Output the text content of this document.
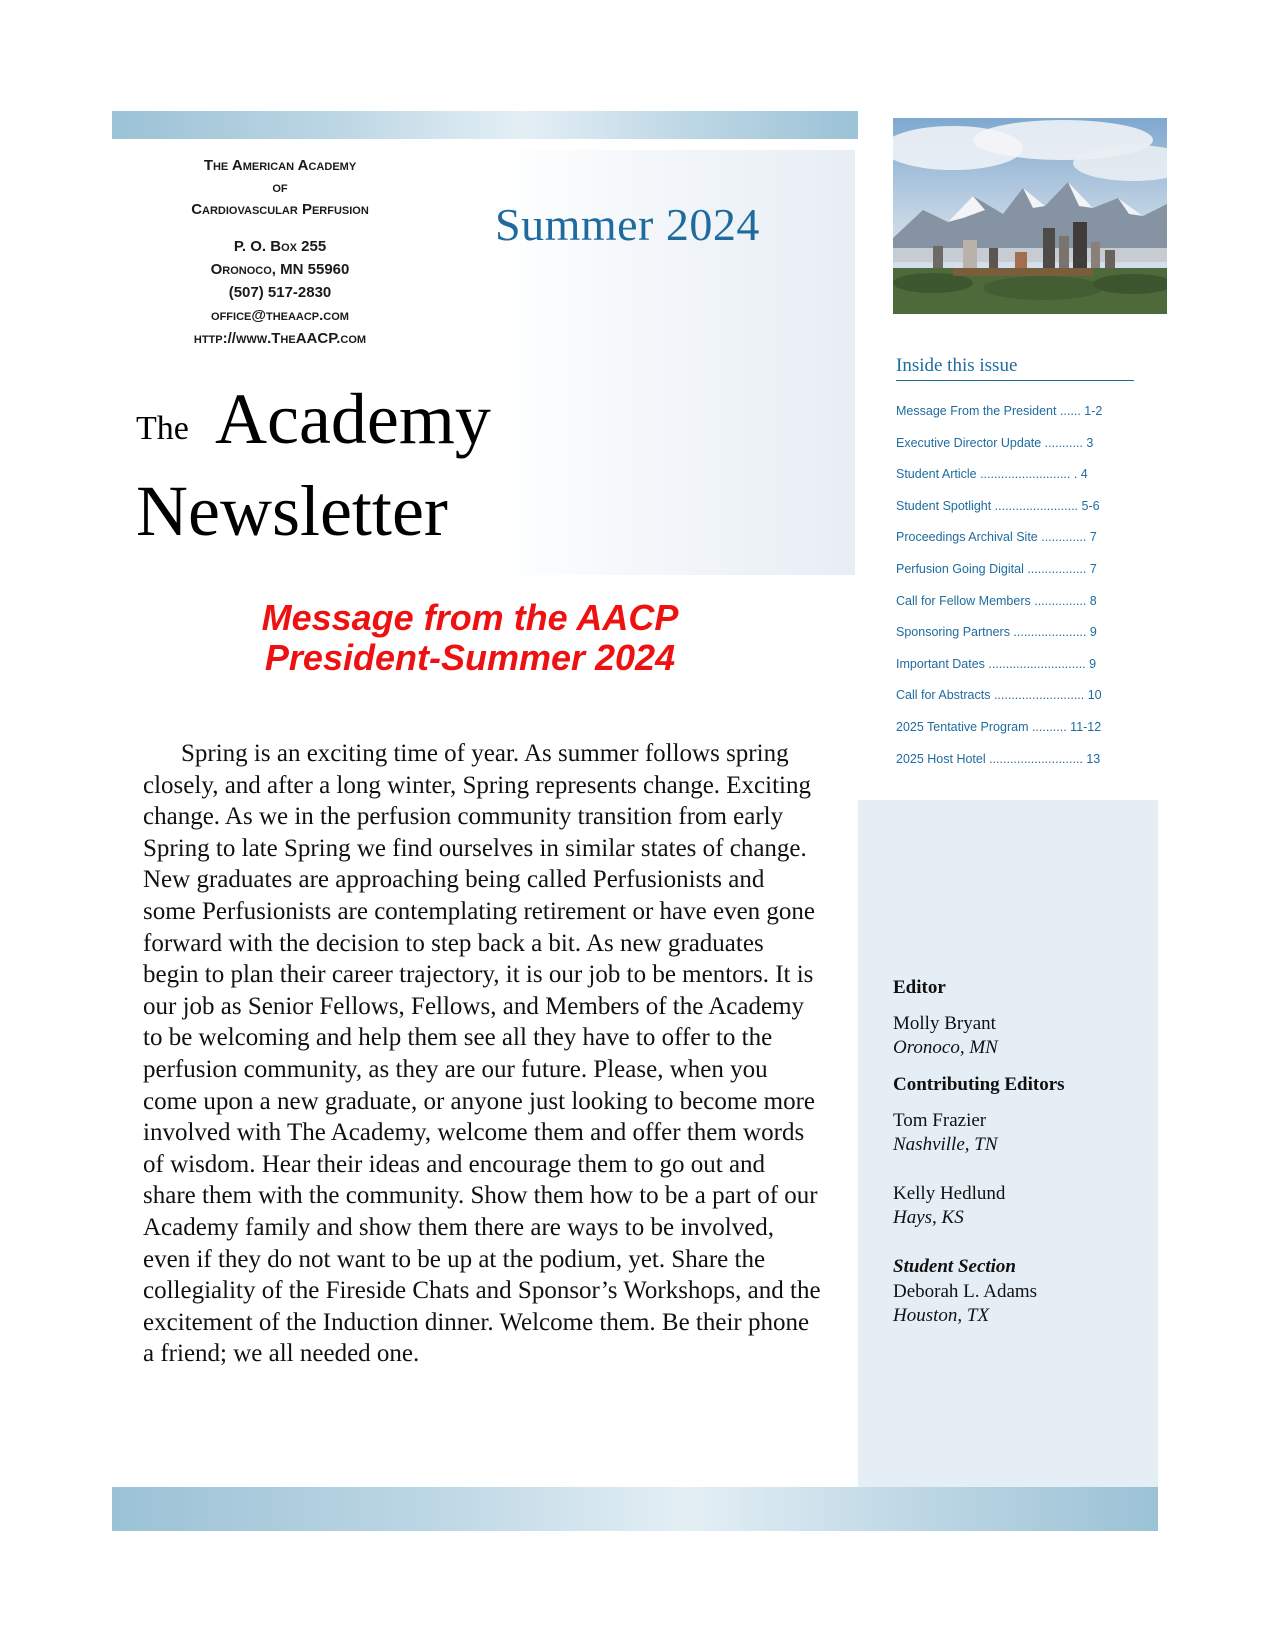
The American Academy
of
Cardiovascular Perfusion
P. O. Box 255
Oronoco, MN 55960
(507) 517-2830
office@theaacp.com
http://www.TheAACP.com
Summer 2024
The Academy
Newsletter
Message from the AACP
President-Summer 2024
Spring is an exciting time of year. As summer follows spring closely, and after a long winter, Spring represents change. Exciting change. As we in the perfusion community transition from early Spring to late Spring we find ourselves in similar states of change. New graduates are approaching being called Perfusionists and some Perfusionists are contemplating retirement or have even gone forward with the decision to step back a bit. As new graduates begin to plan their career trajectory, it is our job to be mentors. It is our job as Senior Fellows, Fellows, and Members of the Academy to be welcoming and help them see all they have to offer to the perfusion community, as they are our future. Please, when you come upon a new graduate, or anyone just looking to become more involved with The Academy, welcome them and offer them words of wisdom. Hear their ideas and encourage them to go out and share them with the community. Show them how to be a part of our Academy family and show them there are ways to be involved, even if they do not want to be up at the podium, yet. Share the collegiality of the Fireside Chats and Sponsor’s Workshops, and the excitement of the Induction dinner. Welcome them. Be their phone a friend; we all needed one.
Inside this issue
Message From the President ...... 1-2
Executive Director Update ........... 3
Student Article .......................... . 4
Student Spotlight ........................ 5-6
Proceedings Archival Site ............. 7
Perfusion Going Digital ................. 7
Call for Fellow Members ............... 8
Sponsoring Partners ..................... 9
Important Dates ............................ 9
Call for Abstracts .......................... 10
2025 Tentative Program .......... 11-12
2025 Host Hotel ........................... 13
Editor
Molly Bryant
Oronoco, MN
Contributing Editors
Tom Frazier
Nashville, TN
Kelly Hedlund
Hays, KS
Student Section
Deborah L. Adams
Houston, TX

• The exercise:
Where a line in the material above holds "Student", copy that line.

• Output below:
Student Article .......................... . 4
Student Spotlight ........................ 5-6
Student Section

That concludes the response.